WORK TO BE COMPLETED :: Where a line in the listing contains the string "document", copy that line out.

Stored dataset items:
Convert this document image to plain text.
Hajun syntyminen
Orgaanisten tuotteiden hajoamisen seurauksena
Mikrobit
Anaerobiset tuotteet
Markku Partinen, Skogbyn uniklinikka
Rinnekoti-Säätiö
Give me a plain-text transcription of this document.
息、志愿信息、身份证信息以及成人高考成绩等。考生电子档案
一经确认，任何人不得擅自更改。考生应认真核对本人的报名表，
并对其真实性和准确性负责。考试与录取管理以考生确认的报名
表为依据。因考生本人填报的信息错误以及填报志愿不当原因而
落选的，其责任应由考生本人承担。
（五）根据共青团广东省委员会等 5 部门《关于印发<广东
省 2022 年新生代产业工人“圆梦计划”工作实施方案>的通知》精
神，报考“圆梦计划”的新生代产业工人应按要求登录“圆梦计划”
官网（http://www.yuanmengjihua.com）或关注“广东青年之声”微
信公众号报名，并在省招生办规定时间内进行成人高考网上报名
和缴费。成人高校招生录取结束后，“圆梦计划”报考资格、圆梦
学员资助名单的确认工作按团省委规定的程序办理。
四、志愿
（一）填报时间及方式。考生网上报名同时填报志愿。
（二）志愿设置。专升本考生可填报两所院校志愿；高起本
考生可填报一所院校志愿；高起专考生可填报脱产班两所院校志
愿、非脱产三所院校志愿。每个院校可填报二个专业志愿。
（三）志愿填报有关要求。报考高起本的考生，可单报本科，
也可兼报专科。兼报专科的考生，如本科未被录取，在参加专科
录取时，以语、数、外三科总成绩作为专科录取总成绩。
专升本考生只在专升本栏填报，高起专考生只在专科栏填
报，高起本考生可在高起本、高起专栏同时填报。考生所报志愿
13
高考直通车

==

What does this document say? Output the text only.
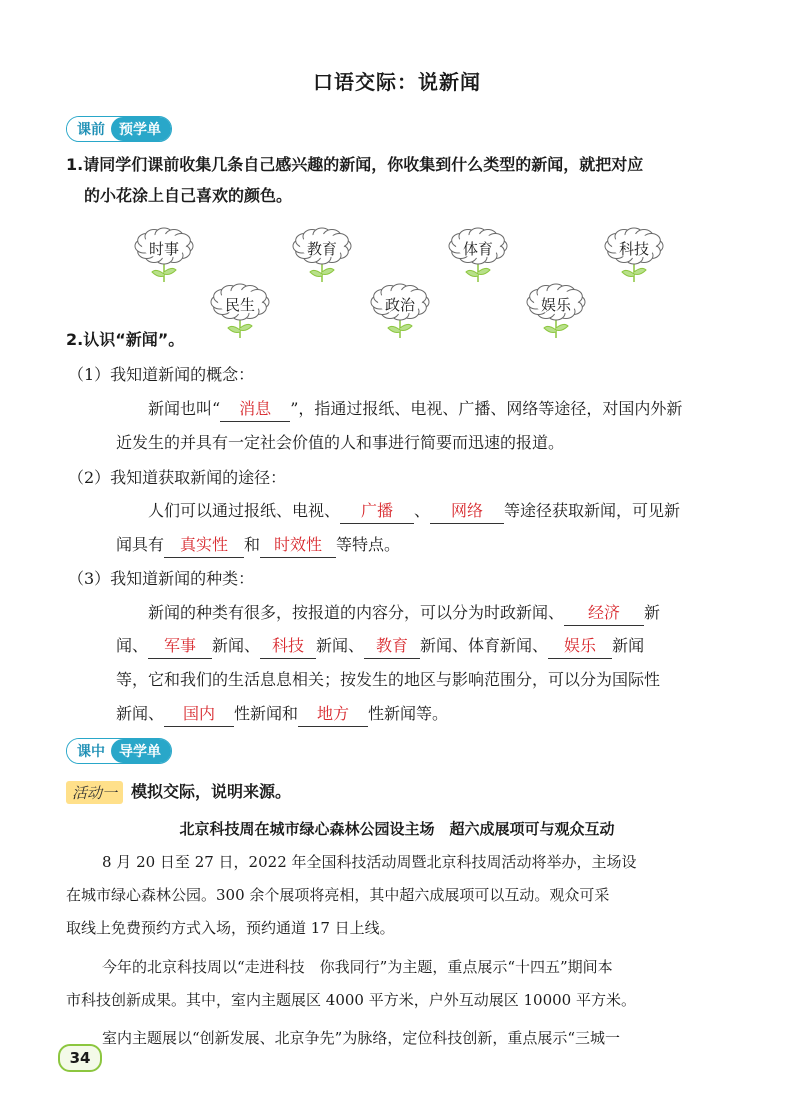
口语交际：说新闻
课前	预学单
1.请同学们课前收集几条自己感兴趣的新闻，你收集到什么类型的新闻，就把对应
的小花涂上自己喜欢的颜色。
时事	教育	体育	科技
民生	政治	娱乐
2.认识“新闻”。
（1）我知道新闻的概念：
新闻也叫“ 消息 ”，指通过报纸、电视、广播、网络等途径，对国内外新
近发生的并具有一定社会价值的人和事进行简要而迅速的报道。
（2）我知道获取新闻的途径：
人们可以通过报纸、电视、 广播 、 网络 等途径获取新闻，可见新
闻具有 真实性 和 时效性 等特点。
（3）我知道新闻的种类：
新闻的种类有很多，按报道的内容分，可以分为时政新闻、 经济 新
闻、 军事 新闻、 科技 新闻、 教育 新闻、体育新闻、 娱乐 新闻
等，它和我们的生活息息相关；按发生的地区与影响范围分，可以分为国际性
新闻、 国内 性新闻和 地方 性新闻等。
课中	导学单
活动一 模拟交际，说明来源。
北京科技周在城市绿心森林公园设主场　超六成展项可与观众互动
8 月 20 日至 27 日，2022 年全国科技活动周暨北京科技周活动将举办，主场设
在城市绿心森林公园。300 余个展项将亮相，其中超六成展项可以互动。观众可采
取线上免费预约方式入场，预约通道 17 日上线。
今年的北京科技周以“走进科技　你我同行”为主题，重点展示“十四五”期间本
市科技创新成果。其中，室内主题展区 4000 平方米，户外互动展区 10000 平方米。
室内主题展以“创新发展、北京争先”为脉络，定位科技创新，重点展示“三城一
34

RESULT OF THIS EXERCISE ::
Convert this document image to plain text.
Give me a plain-text transcription of this document.
What does this document say? Output the text only.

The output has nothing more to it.